● **PROBLEM DETAILS**
Look through the data and write out every line with the word "JSON" in it.

● **SUPPLIED RECORDS**
## Begin

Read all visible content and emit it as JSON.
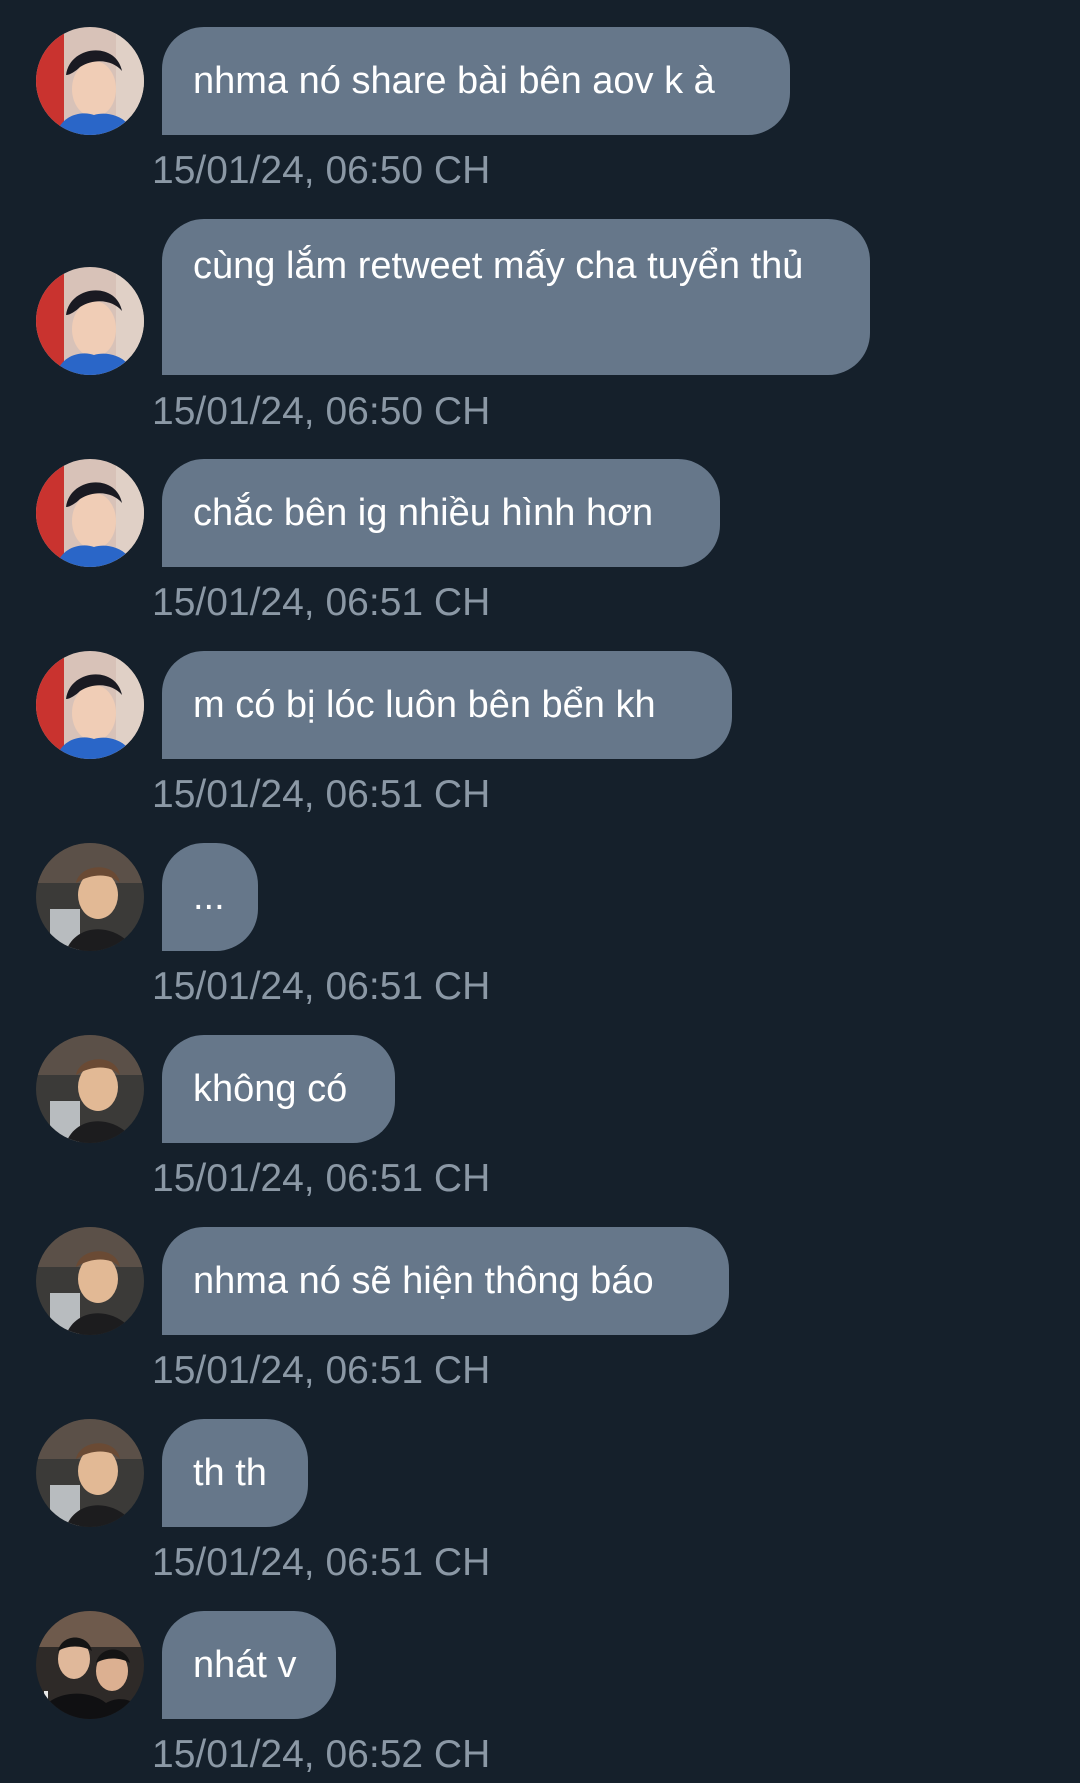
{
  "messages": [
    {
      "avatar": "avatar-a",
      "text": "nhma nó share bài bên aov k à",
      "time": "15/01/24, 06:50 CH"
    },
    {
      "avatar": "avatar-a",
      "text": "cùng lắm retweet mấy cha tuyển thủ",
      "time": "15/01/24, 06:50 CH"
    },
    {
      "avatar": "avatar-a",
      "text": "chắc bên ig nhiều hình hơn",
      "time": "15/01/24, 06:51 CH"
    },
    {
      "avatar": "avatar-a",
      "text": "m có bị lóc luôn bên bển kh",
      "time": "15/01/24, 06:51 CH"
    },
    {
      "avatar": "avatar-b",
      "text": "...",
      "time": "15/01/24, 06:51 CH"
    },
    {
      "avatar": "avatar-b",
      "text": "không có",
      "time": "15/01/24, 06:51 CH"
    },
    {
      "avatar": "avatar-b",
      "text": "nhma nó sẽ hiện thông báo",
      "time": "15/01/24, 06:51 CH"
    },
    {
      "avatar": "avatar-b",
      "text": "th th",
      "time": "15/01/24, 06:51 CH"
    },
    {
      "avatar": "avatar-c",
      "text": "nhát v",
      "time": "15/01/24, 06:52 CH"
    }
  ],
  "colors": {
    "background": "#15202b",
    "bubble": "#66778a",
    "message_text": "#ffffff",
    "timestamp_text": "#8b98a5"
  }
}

## End
## Begin

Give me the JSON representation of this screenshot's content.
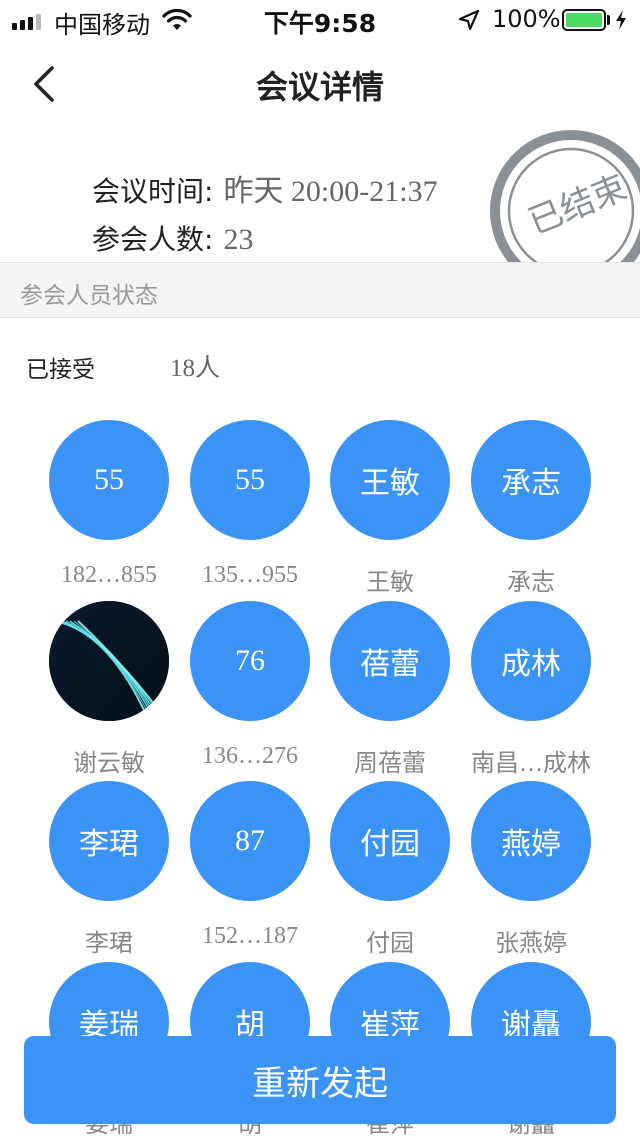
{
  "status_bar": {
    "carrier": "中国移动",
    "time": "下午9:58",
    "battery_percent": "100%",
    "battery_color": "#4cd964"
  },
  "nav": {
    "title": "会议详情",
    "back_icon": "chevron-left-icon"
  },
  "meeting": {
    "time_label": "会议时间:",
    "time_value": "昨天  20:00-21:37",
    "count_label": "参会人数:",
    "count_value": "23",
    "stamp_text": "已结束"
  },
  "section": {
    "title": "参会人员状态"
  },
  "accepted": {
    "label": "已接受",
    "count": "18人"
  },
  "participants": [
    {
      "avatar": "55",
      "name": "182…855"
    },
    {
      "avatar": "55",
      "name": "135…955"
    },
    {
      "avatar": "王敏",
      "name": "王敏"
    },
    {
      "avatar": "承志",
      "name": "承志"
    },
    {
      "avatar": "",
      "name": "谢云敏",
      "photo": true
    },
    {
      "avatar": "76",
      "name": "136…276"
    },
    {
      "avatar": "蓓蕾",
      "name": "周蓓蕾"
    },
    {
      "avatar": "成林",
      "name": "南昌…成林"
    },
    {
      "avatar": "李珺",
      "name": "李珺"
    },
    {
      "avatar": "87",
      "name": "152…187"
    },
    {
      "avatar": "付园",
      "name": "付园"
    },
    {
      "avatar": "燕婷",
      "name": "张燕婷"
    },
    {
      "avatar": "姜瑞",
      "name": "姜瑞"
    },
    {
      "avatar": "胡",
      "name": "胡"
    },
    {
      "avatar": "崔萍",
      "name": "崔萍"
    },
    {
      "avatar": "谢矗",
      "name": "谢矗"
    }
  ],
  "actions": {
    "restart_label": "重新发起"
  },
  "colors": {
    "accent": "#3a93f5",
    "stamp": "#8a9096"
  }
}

## End

● **TASK RESULT**
Read all visible content and emit it as JSON.
Give me the JSON representation of this screenshot's content.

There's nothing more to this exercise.